**Task details**
Report, word for word, every line of the material that contains "易观智库".

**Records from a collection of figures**
● ● ● ●
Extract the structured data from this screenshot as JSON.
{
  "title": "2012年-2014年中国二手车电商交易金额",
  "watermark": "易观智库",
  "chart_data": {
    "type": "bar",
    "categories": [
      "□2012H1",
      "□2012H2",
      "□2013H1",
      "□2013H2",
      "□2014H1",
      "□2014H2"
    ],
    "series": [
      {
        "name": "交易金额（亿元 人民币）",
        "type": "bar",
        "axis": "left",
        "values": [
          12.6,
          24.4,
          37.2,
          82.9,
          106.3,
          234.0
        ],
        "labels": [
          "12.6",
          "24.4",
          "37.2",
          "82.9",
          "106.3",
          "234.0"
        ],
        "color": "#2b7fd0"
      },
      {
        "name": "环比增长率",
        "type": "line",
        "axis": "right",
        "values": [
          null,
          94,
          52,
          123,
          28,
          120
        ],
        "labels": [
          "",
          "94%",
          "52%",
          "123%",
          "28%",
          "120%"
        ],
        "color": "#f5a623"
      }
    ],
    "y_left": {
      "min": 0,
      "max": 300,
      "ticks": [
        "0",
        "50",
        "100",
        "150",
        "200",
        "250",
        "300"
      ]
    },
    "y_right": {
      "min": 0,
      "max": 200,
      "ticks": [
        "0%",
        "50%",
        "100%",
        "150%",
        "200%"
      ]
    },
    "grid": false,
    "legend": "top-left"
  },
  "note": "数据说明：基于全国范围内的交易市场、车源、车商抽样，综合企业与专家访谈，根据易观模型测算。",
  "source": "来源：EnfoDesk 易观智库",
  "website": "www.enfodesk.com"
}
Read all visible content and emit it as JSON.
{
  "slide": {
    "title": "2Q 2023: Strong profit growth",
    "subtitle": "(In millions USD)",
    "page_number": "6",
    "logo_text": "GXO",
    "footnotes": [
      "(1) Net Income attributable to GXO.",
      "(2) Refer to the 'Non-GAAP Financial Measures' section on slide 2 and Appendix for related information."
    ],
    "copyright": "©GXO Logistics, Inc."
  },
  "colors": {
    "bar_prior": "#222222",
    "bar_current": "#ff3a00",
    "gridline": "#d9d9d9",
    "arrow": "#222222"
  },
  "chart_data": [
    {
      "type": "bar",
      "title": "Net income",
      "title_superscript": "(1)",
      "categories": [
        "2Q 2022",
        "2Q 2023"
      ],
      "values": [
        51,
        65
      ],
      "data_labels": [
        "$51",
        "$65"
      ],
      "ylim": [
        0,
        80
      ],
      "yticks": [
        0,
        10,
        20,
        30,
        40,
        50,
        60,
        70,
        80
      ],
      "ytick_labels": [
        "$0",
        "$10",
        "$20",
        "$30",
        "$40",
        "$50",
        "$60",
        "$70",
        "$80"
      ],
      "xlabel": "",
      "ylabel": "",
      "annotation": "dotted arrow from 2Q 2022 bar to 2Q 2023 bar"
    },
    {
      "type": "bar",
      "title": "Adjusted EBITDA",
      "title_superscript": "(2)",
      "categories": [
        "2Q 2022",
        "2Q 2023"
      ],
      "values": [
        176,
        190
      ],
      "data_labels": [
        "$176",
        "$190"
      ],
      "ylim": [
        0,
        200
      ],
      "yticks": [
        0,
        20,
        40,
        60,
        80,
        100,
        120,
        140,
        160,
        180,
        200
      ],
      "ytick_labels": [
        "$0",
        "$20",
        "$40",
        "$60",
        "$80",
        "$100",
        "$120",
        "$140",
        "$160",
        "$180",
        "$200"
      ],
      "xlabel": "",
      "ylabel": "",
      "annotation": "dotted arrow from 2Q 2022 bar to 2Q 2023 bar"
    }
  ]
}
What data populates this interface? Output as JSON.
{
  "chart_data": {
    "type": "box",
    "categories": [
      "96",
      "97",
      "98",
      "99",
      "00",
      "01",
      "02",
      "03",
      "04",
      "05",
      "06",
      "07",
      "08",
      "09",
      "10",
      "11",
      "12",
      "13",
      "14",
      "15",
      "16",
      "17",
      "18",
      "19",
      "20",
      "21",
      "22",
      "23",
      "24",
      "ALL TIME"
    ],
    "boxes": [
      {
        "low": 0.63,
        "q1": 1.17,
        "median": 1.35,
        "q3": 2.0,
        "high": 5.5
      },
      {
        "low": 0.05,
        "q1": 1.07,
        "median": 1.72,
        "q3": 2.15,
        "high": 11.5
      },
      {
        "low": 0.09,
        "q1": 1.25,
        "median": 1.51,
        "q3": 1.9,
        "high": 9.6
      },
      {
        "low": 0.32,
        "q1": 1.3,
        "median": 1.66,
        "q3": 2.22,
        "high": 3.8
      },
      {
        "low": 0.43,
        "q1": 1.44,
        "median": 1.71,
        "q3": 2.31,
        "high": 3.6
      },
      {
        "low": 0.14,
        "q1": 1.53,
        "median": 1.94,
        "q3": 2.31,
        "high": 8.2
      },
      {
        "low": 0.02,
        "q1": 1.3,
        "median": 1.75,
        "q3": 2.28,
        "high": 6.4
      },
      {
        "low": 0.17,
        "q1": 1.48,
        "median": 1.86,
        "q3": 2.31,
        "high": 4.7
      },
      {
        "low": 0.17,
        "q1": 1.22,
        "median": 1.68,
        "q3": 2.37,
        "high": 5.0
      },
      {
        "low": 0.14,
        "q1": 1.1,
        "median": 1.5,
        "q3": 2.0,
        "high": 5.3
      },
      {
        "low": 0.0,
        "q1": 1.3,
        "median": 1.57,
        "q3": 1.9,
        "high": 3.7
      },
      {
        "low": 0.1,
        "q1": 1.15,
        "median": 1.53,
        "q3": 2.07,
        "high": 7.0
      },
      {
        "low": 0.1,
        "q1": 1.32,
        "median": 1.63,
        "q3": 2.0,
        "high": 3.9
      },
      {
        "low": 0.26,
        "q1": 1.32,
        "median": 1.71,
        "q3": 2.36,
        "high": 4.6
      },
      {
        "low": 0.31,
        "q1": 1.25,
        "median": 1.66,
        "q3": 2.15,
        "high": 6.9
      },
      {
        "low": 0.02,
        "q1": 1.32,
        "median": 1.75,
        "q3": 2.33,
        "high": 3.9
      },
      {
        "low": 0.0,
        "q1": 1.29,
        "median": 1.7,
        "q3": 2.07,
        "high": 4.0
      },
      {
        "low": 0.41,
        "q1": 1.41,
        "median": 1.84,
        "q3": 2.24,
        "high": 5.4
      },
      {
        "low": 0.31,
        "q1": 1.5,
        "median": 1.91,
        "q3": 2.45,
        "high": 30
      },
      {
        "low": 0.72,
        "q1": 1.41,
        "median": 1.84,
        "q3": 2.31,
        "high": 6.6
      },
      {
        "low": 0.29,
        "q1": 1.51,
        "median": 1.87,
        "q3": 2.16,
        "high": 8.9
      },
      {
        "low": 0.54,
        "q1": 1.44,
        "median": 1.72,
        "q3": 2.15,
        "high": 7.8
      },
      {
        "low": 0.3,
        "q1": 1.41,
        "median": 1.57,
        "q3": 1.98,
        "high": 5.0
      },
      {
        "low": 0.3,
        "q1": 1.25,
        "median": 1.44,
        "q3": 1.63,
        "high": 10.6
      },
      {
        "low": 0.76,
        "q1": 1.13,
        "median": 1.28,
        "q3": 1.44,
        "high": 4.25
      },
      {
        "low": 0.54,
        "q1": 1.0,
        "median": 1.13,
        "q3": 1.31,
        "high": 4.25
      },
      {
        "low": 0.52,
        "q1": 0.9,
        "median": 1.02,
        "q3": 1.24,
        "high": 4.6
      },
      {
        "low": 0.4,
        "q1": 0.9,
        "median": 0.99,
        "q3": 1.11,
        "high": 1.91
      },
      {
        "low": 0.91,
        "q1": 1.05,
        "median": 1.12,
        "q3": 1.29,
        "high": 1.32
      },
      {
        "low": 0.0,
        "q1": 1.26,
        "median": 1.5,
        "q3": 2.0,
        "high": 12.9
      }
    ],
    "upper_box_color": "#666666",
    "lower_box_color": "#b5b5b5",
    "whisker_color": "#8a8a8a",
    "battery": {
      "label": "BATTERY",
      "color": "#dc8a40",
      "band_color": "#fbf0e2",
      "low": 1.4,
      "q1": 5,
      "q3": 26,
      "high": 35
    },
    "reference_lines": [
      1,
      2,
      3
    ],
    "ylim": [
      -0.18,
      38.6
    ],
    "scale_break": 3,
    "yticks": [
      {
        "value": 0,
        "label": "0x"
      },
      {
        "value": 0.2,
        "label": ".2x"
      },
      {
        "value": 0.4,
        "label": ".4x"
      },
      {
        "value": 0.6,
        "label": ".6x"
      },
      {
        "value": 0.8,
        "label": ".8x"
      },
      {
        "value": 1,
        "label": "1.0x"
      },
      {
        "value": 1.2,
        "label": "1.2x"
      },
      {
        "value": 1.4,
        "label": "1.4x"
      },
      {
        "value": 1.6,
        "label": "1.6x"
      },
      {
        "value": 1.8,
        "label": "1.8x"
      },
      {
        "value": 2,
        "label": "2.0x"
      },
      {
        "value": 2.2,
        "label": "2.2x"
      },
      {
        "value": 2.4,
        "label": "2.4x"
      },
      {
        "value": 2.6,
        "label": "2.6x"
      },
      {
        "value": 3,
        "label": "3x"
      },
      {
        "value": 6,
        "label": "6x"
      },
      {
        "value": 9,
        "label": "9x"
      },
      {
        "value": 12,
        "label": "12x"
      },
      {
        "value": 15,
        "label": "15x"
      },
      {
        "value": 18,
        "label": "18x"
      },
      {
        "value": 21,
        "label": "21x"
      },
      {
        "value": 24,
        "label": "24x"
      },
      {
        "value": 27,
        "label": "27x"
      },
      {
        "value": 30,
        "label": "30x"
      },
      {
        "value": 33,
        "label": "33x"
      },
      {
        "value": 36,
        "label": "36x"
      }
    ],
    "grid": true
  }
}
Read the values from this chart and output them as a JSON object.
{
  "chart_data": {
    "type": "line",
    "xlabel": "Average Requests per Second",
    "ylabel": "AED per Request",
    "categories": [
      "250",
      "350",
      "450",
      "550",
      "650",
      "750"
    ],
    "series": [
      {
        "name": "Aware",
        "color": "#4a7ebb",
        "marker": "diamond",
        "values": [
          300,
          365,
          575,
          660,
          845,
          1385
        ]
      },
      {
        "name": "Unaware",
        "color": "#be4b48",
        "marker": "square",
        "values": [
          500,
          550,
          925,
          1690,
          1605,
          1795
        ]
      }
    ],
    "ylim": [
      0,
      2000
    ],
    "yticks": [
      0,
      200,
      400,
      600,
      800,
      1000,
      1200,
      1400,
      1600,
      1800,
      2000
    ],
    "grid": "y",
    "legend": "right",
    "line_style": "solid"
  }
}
● ● ● ●
**Final answer**
  "watermark": "易观智库",
  "source": "来源：EnfoDesk 易观智库",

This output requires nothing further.